» **THE EXERCISE**
State how many lines of the entries hold the string "فلاورجان", and nothing more.

» **RECORDS FOR THIS EXERCISE**
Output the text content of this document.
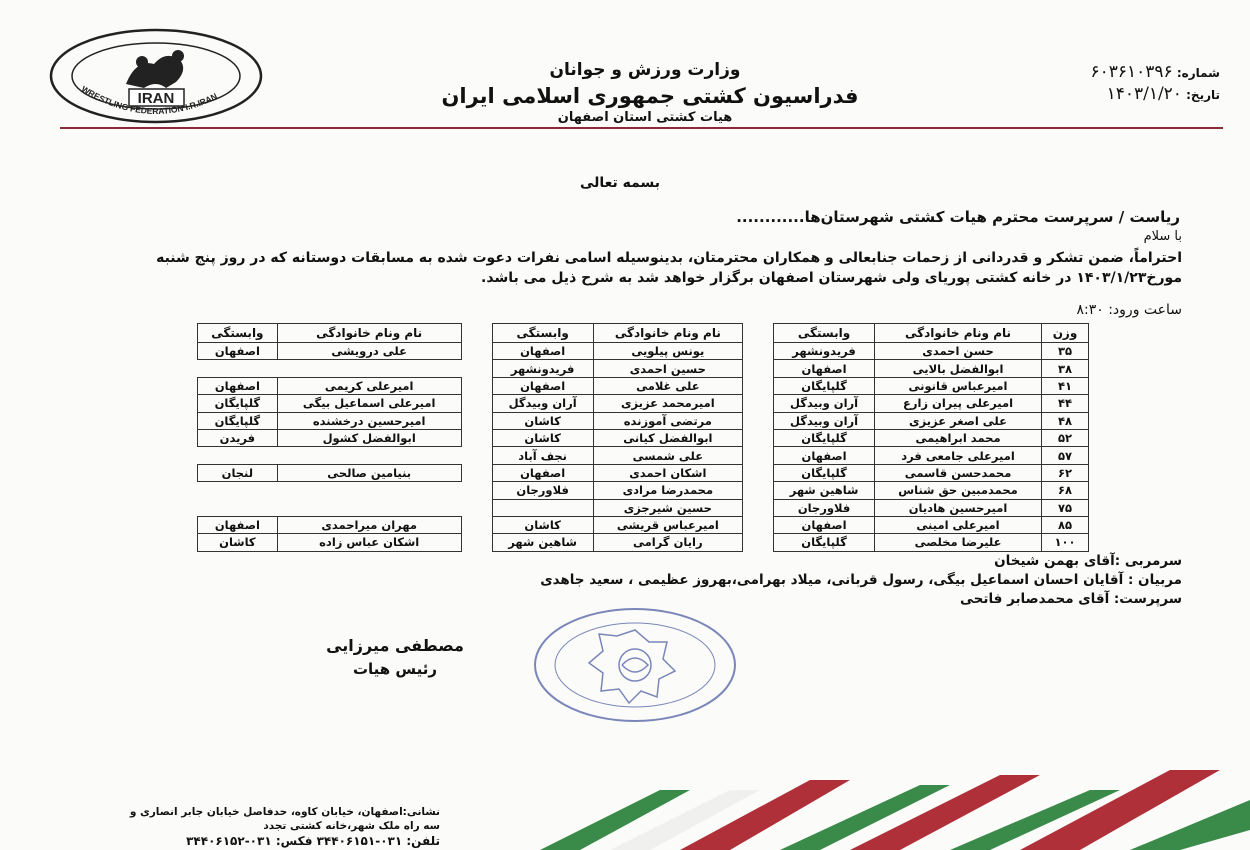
IRAN
WRESTLING FEDERATION I.R.IRAN
وزارت ورزش و جوانان
فدراسیون کشتی جمهوری اسلامی ایران
هیات کشتی استان اصفهان
شماره: ۶۰۳۶۱۰۳۹۶
تاریخ: ۱۴۰۳/۱/۲۰
بسمه تعالی
ریاست / سرپرست محترم هیات کشتی شهرستان‌ها............
با سلام
احتراماً، ضمن تشکر و قدردانی از زحمات جنابعالی و همکاران محترمتان، بدینوسیله اسامی نفرات دعوت شده به مسابقات دوستانه که در روز پنج شنبه مورخ۱۴۰۳/۱/۲۳ در خانه کشتی پوریای ولی شهرستان اصفهان برگزار خواهد شد به شرح ذیل می باشد.
ساعت ورود: ۸:۳۰
وزن	نام ونام خانوادگی	وابستگی		نام ونام خانوادگی	وابستگی		نام ونام خانوادگی	وابستگی
۳۵	حسن احمدی	فریدونشهر		یونس پیلویی	اصفهان		علی درویشی	اصفهان
۳۸	ابوالفضل بالایی	اصفهان		حسین احمدی	فریدونشهر			
۴۱	امیرعباس قانونی	گلپایگان		علی غلامی	اصفهان		امیرعلی کریمی	اصفهان
۴۴	امیرعلی پیران زارع	آران وبیدگل		امیرمحمد عزیزی	آران وبیدگل		امیرعلی اسماعیل بیگی	گلپایگان
۴۸	علی اصغر عزیزی	آران وبیدگل		مرتضی آموزنده	کاشان		امیرحسین درخشنده	گلپایگان
۵۲	محمد ابراهیمی	گلپایگان		ابوالفضل کیانی	کاشان		ابوالفضل کشول	فریدن
۵۷	امیرعلی جامعی فرد	اصفهان		علی شمسی	نجف آباد			
۶۲	محمدحسن قاسمی	گلپایگان		اشکان احمدی	اصفهان		بنیامین صالحی	لنجان
۶۸	محمدمبین حق شناس	شاهین شهر		محمدرضا مرادی	فلاورجان			
۷۵	امیرحسین هادیان	فلاورجان		حسین شیرجزی				
۸۵	امیرعلی امینی	اصفهان		امیرعباس قریشی	کاشان		مهران میراحمدی	اصفهان
۱۰۰	علیرضا مخلصی	گلپایگان		رایان گرامی	شاهین شهر		اشکان عباس زاده	کاشان
سرمربی :آقای بهمن شیخان
مربیان : آقایان احسان اسماعیل بیگی، رسول قربانی، میلاد بهرامی،بهروز عظیمی ، سعید جاهدی
سرپرست: آقای محمدصابر فاتحی
مصطفی میرزایی
رئیس هیات
نشانی:اصفهان، خیابان کاوه، حدفاصل خیابان جابر انصاری و
سه راه ملک شهر،خانه کشتی تجدد
تلفن: ۰۳۱-۳۴۴۰۶۱۵۱ فکس: ۰۳۱-۳۴۴۰۶۱۵۲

» **RESULT**
2